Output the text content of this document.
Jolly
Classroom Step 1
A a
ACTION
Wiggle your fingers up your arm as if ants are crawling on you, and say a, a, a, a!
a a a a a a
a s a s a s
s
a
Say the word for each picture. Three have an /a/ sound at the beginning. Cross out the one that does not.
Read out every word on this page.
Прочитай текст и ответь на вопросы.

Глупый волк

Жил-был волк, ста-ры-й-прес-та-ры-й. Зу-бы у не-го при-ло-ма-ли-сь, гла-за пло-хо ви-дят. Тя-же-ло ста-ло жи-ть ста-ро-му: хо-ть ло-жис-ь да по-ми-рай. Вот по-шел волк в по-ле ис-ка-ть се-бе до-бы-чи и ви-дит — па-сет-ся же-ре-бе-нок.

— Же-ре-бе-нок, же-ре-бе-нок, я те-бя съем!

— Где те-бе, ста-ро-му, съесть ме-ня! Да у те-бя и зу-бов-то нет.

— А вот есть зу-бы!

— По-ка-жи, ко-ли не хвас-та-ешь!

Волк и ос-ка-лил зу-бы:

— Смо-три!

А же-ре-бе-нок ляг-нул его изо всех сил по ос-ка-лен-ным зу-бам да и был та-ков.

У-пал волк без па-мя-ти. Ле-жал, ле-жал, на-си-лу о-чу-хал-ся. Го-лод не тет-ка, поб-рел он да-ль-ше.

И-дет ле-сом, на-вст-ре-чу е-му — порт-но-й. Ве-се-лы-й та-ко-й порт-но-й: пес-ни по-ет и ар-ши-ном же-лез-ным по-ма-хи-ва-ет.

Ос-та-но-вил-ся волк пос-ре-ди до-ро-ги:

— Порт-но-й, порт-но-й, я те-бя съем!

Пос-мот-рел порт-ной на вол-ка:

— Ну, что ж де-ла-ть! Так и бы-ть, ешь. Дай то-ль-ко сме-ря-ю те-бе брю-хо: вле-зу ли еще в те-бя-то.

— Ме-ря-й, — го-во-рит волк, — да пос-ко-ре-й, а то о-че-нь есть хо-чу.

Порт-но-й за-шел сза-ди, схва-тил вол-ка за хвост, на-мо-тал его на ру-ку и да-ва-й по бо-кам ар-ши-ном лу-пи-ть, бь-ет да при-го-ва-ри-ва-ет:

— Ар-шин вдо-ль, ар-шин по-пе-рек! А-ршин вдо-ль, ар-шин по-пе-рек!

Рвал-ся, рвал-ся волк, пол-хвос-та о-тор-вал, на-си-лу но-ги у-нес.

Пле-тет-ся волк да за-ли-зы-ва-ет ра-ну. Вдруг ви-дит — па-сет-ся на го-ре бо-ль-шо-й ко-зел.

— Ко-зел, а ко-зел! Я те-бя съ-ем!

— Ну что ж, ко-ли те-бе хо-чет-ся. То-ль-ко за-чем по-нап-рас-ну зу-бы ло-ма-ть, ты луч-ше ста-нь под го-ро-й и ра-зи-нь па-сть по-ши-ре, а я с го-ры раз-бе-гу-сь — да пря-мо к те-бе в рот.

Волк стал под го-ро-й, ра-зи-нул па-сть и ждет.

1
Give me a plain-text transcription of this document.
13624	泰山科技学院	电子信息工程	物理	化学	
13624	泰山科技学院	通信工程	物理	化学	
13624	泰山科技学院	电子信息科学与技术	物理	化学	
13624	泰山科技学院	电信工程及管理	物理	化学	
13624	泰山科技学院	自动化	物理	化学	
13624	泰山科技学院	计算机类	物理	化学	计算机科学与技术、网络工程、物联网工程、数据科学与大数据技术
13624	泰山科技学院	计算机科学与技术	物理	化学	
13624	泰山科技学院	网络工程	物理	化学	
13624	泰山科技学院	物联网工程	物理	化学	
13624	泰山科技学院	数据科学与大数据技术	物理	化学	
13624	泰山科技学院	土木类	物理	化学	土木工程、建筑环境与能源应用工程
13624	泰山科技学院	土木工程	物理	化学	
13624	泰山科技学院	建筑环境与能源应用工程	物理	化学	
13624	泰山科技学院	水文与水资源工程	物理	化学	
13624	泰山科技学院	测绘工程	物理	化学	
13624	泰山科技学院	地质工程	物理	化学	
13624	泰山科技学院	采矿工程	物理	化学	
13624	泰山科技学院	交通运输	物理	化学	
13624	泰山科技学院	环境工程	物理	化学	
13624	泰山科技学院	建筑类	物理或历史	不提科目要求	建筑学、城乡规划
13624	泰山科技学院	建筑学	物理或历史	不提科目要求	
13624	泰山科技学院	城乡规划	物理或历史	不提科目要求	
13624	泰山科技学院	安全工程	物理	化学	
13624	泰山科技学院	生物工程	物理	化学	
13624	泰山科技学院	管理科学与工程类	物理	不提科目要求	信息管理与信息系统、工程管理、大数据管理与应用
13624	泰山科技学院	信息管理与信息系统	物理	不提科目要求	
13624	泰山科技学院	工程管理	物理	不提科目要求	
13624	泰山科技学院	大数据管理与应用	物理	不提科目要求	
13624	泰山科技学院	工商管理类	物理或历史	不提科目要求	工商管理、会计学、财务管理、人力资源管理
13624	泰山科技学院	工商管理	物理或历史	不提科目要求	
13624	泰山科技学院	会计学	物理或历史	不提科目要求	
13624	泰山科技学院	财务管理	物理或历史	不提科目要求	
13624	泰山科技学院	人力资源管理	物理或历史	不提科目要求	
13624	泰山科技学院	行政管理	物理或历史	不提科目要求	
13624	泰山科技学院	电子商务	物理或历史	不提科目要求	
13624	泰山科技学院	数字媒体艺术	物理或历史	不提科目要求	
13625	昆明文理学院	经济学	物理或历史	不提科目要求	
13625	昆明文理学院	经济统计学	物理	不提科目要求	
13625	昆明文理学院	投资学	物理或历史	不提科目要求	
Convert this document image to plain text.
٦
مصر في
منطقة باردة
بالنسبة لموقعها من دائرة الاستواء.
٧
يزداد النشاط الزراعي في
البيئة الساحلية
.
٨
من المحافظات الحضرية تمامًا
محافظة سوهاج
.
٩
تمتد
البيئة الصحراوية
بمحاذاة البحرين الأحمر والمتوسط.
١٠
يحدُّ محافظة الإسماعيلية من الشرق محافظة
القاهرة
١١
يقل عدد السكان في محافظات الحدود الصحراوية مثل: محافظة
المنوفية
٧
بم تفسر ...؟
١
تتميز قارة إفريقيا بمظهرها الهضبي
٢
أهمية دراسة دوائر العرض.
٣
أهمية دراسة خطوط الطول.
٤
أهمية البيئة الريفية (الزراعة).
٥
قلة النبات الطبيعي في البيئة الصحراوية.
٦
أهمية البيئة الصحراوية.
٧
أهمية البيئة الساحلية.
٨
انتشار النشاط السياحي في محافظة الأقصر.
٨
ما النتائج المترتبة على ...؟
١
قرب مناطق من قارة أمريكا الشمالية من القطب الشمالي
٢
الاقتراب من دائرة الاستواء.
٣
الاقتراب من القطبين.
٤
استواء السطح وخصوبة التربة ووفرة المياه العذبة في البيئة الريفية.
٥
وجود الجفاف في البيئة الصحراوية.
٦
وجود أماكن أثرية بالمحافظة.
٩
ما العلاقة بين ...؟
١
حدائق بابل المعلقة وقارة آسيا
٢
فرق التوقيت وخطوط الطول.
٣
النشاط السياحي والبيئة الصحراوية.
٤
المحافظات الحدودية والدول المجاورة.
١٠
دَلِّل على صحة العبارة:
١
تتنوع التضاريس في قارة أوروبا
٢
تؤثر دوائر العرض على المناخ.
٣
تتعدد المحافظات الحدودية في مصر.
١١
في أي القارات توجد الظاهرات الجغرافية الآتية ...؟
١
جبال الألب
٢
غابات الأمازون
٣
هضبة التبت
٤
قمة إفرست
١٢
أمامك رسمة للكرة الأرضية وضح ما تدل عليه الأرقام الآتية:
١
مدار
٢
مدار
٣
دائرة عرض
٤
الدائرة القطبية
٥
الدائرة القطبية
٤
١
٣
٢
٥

*DESCRIPTION OF THE TASK*: Scan the material above. Copy each line that holds the word "الريفية".

*ANSWER TO THE PROBLEM*:
أهمية البيئة الريفية (الزراعة).
استواء السطح وخصوبة التربة ووفرة المياه العذبة في البيئة الريفية.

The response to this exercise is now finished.